> **Problem to work on**
Quote the entries that follow exactly, leaving none out.
───── Input data ─────
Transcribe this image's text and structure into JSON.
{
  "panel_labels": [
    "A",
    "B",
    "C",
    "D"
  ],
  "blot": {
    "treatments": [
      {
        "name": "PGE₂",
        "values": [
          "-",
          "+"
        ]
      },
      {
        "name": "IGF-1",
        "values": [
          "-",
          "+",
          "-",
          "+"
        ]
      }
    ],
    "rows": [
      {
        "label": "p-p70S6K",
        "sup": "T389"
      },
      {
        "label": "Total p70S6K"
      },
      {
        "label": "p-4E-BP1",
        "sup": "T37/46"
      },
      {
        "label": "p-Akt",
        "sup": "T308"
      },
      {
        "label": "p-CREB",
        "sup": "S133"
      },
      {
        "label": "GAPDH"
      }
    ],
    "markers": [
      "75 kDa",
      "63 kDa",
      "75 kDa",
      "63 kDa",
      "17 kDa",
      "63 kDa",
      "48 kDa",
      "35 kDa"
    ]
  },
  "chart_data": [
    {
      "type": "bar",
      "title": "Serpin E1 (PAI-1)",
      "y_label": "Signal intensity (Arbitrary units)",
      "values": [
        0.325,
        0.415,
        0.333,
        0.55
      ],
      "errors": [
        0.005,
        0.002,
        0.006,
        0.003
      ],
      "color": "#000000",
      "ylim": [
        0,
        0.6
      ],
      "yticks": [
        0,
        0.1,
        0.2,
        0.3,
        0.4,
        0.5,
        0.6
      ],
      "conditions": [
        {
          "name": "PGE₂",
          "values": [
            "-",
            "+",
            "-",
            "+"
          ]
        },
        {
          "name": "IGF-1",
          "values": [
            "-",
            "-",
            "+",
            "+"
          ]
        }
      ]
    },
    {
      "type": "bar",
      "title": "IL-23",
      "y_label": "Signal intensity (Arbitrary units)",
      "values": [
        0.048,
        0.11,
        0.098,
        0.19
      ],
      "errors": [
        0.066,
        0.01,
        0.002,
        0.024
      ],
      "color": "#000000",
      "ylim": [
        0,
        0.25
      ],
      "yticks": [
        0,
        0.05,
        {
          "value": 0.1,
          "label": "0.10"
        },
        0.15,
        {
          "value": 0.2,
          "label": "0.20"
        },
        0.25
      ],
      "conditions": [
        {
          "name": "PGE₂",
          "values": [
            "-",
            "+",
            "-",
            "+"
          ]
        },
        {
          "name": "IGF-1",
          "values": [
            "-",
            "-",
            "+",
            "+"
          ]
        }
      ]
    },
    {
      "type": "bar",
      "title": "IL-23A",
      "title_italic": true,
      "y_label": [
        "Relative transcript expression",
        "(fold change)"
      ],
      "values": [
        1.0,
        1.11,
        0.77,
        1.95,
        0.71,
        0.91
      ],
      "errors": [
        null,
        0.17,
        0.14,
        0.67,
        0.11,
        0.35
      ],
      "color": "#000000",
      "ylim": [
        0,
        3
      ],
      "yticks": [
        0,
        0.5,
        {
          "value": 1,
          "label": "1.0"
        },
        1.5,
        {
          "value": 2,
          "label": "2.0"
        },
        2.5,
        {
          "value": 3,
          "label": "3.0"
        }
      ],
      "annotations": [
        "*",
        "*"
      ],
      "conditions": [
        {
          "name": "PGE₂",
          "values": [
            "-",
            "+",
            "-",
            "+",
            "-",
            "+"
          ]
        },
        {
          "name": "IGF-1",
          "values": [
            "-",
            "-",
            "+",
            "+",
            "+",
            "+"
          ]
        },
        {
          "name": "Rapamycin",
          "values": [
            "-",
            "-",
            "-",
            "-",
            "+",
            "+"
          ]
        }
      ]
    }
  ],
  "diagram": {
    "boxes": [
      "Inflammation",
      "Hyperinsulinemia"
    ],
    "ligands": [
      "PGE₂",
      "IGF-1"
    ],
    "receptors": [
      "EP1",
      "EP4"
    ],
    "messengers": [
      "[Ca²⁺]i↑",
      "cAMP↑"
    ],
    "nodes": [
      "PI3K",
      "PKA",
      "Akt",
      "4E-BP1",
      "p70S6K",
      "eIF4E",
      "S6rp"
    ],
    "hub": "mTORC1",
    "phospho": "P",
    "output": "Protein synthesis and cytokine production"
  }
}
─────
> **Result below**
Transcribe this image's text and structure into JSON.
{
  "panel_labels": [
    "A",
    "B",
    "C",
    "D"
  ],
  "blot": {
    "treatments": [
      {
        "name": "PGE₂",
        "values": [
          "-",
          "+"
        ]
      },
      {
        "name": "IGF-1",
        "values": [
          "-",
          "+",
          "-",
          "+"
        ]
      }
    ],
    "rows": [
      {
        "label": "p-p70S6K",
        "sup": "T389"
      },
      {
        "label": "Total p70S6K"
      },
      {
        "label": "p-4E-BP1",
        "sup": "T37/46"
      },
      {
        "label": "p-Akt",
        "sup": "T308"
      },
      {
        "label": "p-CREB",
        "sup": "S133"
      },
      {
        "label": "GAPDH"
      }
    ],
    "markers": [
      "75 kDa",
      "63 kDa",
      "75 kDa",
      "63 kDa",
      "17 kDa",
      "63 kDa",
      "48 kDa",
      "35 kDa"
    ]
  },
  "chart_data": [
    {
      "type": "bar",
      "title": "Serpin E1 (PAI-1)",
      "y_label": "Signal intensity (Arbitrary units)",
      "values": [
        0.325,
        0.415,
        0.333,
        0.55
      ],
      "errors": [
        0.005,
        0.002,
        0.006,
        0.003
      ],
      "color": "#000000",
      "ylim": [
        0,
        0.6
      ],
      "yticks": [
        0,
        0.1,
        0.2,
        0.3,
        0.4,
        0.5,
        0.6
      ],
      "conditions": [
        {
          "name": "PGE₂",
          "values": [
            "-",
            "+",
            "-",
            "+"
          ]
        },
        {
          "name": "IGF-1",
          "values": [
            "-",
            "-",
            "+",
            "+"
          ]
        }
      ]
    },
    {
      "type": "bar",
      "title": "IL-23",
      "y_label": "Signal intensity (Arbitrary units)",
      "values": [
        0.048,
        0.11,
        0.098,
        0.19
      ],
      "errors": [
        0.066,
        0.01,
        0.002,
        0.024
      ],
      "color": "#000000",
      "ylim": [
        0,
        0.25
      ],
      "yticks": [
        0,
        0.05,
        {
          "value": 0.1,
          "label": "0.10"
        },
        0.15,
        {
          "value": 0.2,
          "label": "0.20"
        },
        0.25
      ],
      "conditions": [
        {
          "name": "PGE₂",
          "values": [
            "-",
            "+",
            "-",
            "+"
          ]
        },
        {
          "name": "IGF-1",
          "values": [
            "-",
            "-",
            "+",
            "+"
          ]
        }
      ]
    },
    {
      "type": "bar",
      "title": "IL-23A",
      "title_italic": true,
      "y_label": [
        "Relative transcript expression",
        "(fold change)"
      ],
      "values": [
        1.0,
        1.11,
        0.77,
        1.95,
        0.71,
        0.91
      ],
      "errors": [
        null,
        0.17,
        0.14,
        0.67,
        0.11,
        0.35
      ],
      "color": "#000000",
      "ylim": [
        0,
        3
      ],
      "yticks": [
        0,
        0.5,
        {
          "value": 1,
          "label": "1.0"
        },
        1.5,
        {
          "value": 2,
          "label": "2.0"
        },
        2.5,
        {
          "value": 3,
          "label": "3.0"
        }
      ],
      "annotations": [
        "*",
        "*"
      ],
      "conditions": [
        {
          "name": "PGE₂",
          "values": [
            "-",
            "+",
            "-",
            "+",
            "-",
            "+"
          ]
        },
        {
          "name": "IGF-1",
          "values": [
            "-",
            "-",
            "+",
            "+",
            "+",
            "+"
          ]
        },
        {
          "name": "Rapamycin",
          "values": [
            "-",
            "-",
            "-",
            "-",
            "+",
            "+"
          ]
        }
      ]
    }
  ],
  "diagram": {
    "boxes": [
      "Inflammation",
      "Hyperinsulinemia"
    ],
    "ligands": [
      "PGE₂",
      "IGF-1"
    ],
    "receptors": [
      "EP1",
      "EP4"
    ],
    "messengers": [
      "[Ca²⁺]i↑",
      "cAMP↑"
    ],
    "nodes": [
      "PI3K",
      "PKA",
      "Akt",
      "4E-BP1",
      "p70S6K",
      "eIF4E",
      "S6rp"
    ],
    "hub": "mTORC1",
    "phospho": "P",
    "output": "Protein synthesis and cytokine production"
  }
}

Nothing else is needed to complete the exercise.